* BEGIN Material for this exercise *

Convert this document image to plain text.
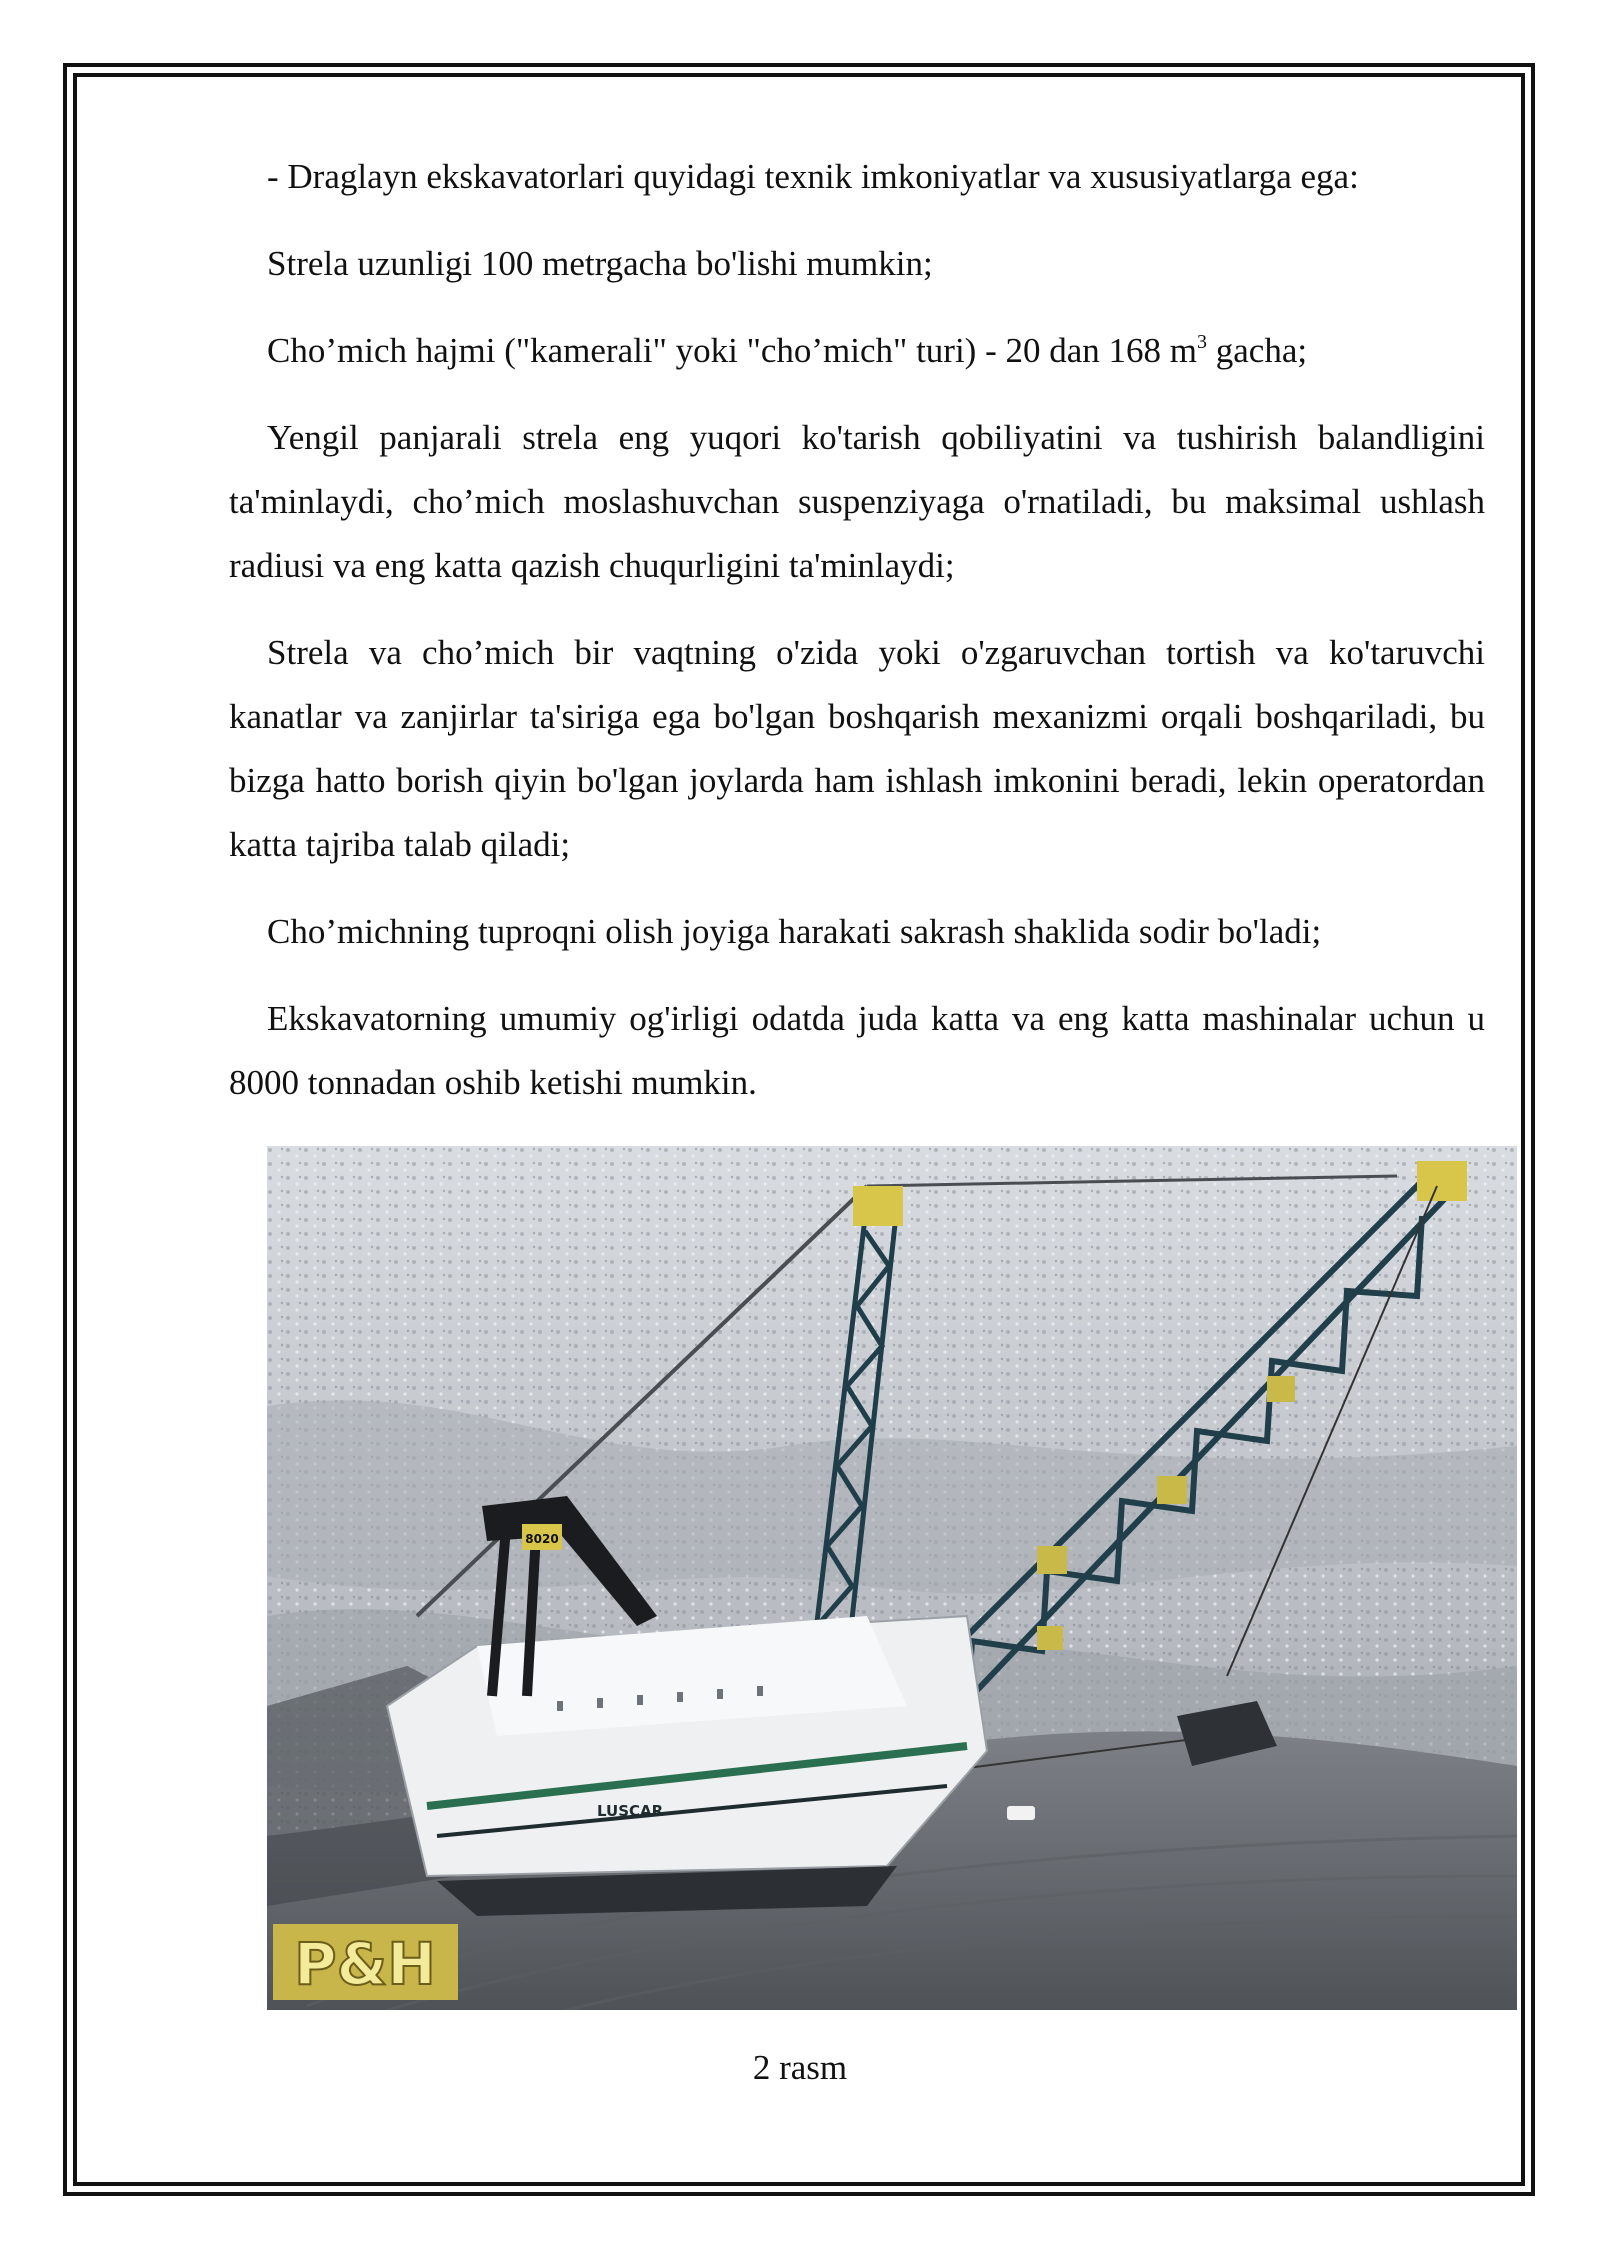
- Draglayn ekskavatorlari quyidagi texnik imkoniyatlar va xususiyatlarga ega:

Strela uzunligi 100 metrgacha bo'lishi mumkin;

Cho’mich hajmi ("kamerali" yoki "cho’mich" turi) - 20 dan 168 $m^3$ gacha;

Yengil panjarali strela eng yuqori ko'tarish qobiliyatini va tushirish balandligini ta'minlaydi, cho’mich moslashuvchan suspenziyaga o'rnatiladi, bu maksimal ushlash radiusi va eng katta qazish chuqurligini ta'minlaydi;

Strela va cho’mich bir vaqtning o'zida yoki o'zgaruvchan tortish va ko'taruvchi kanatlar va zanjirlar ta'siriga ega bo'lgan boshqarish mexanizmi orqali boshqariladi, bu bizga hatto borish qiyin bo'lgan joylarda ham ishlash imkonini beradi, lekin operatordan katta tajriba talab qiladi;

Cho’michning tuproqni olish joyiga harakati sakrash shaklida sodir bo'ladi;

Ekskavatorning umumiy og'irligi odatda juda katta va eng katta mashinalar uchun u 8000 tonnadan oshib ketishi mumkin.

8020
LUSCAR
P&H
2 rasm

* END Material for this exercise *

Written exercise
Above are the records. Copy every line in them holding "katta".

Exercise solution
Yengil panjarali strela eng yuqori ko'tarish qobiliyatini va tushirish balandligini ta'minlaydi, cho’mich moslashuvchan suspenziyaga o'rnatiladi, bu maksimal ushlash radiusi va eng katta qazish chuqurligini ta'minlaydi;
Strela va cho’mich bir vaqtning o'zida yoki o'zgaruvchan tortish va ko'taruvchi kanatlar va zanjirlar ta'siriga ega bo'lgan boshqarish mexanizmi orqali boshqariladi, bu bizga hatto borish qiyin bo'lgan joylarda ham ishlash imkonini beradi, lekin operatordan katta tajriba talab qiladi;
Ekskavatorning umumiy og'irligi odatda juda katta va eng katta mashinalar uchun u 8000 tonnadan oshib ketishi mumkin.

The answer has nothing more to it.